- TASK REQUIREMENTS -
Return every line of the data below that includes the string "Осуществляется".

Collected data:
* BEGIN *
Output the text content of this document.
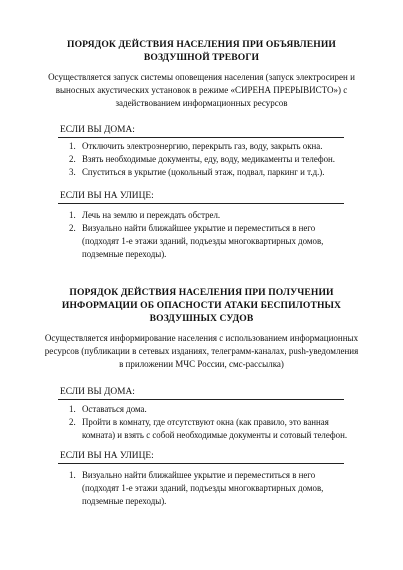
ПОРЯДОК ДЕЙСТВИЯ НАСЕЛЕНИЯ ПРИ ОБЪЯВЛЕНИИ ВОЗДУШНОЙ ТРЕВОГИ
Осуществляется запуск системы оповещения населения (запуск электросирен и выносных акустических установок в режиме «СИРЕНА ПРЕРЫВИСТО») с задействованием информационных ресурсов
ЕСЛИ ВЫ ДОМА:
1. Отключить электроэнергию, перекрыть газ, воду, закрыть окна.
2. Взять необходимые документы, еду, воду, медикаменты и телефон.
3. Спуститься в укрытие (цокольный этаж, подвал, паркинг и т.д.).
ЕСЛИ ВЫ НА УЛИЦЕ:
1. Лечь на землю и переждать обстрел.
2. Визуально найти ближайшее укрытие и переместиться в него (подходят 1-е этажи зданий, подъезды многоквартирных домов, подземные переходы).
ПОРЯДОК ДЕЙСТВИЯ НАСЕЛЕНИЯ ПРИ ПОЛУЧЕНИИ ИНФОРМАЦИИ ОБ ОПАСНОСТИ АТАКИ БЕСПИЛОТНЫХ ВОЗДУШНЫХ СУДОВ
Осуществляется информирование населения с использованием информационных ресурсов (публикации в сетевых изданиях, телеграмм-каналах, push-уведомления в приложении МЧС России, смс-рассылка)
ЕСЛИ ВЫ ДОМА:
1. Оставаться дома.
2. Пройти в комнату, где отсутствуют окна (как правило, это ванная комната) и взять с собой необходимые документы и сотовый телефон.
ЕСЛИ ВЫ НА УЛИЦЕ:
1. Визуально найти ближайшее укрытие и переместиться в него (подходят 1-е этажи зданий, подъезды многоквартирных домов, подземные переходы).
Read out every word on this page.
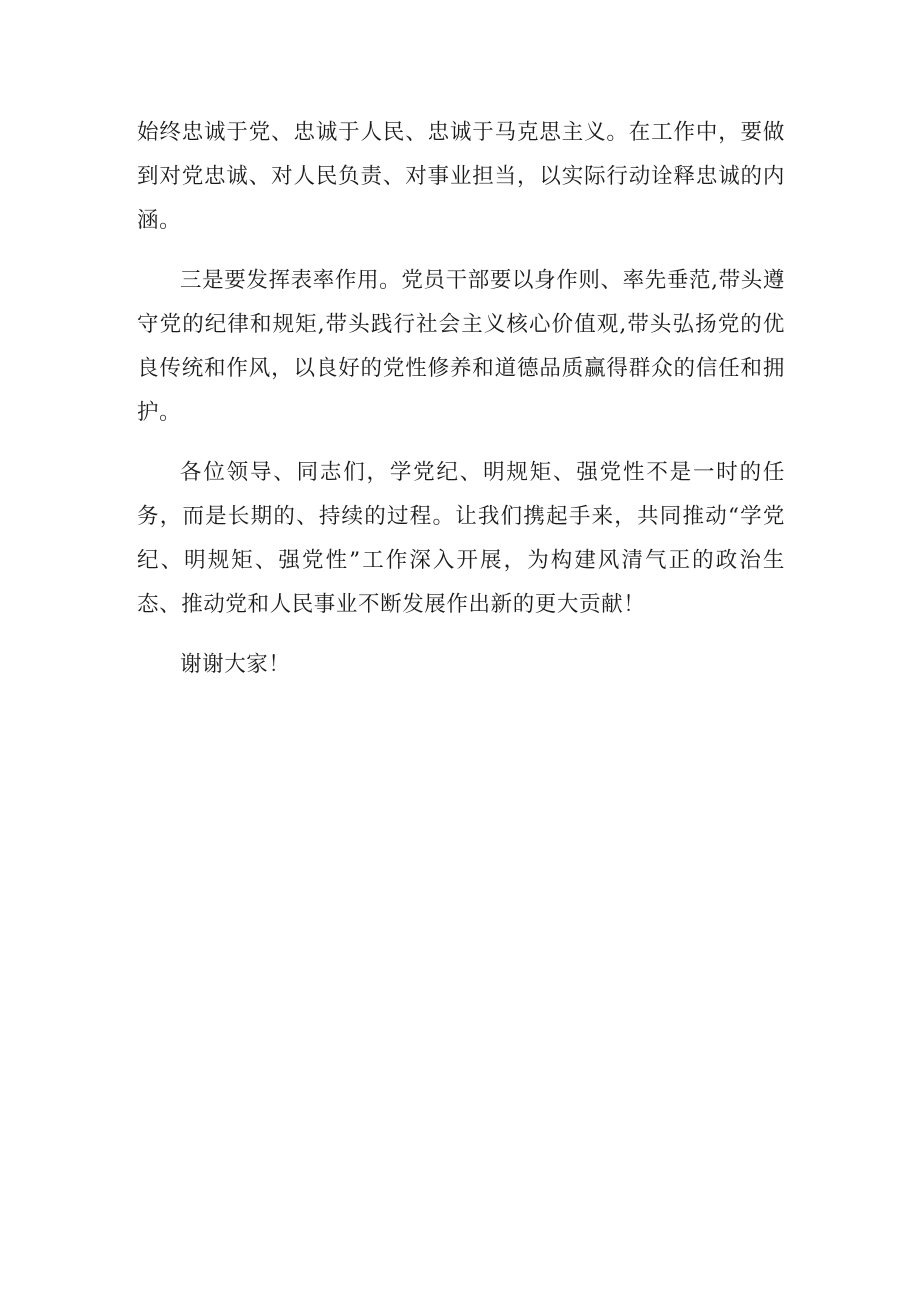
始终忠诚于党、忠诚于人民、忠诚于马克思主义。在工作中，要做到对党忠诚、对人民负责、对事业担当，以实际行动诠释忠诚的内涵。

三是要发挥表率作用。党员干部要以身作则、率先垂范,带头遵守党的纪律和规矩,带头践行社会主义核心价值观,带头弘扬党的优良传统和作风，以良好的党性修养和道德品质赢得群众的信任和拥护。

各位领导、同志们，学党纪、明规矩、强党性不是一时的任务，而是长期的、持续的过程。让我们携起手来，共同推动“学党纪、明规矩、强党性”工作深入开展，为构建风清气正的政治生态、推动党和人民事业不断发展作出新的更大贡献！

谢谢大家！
* END *
- ANSWER TO THE EXERCISE -
Осуществляется запуск системы оповещения населения (запуск электросирен и выносных акустических установок в режиме «СИРЕНА ПРЕРЫВИСТО») с задействованием информационных ресурсов
Осуществляется информирование населения с использованием информационных ресурсов (публикации в сетевых изданиях, телеграмм-каналах, push-уведомления в приложении МЧС России, смс-рассылка)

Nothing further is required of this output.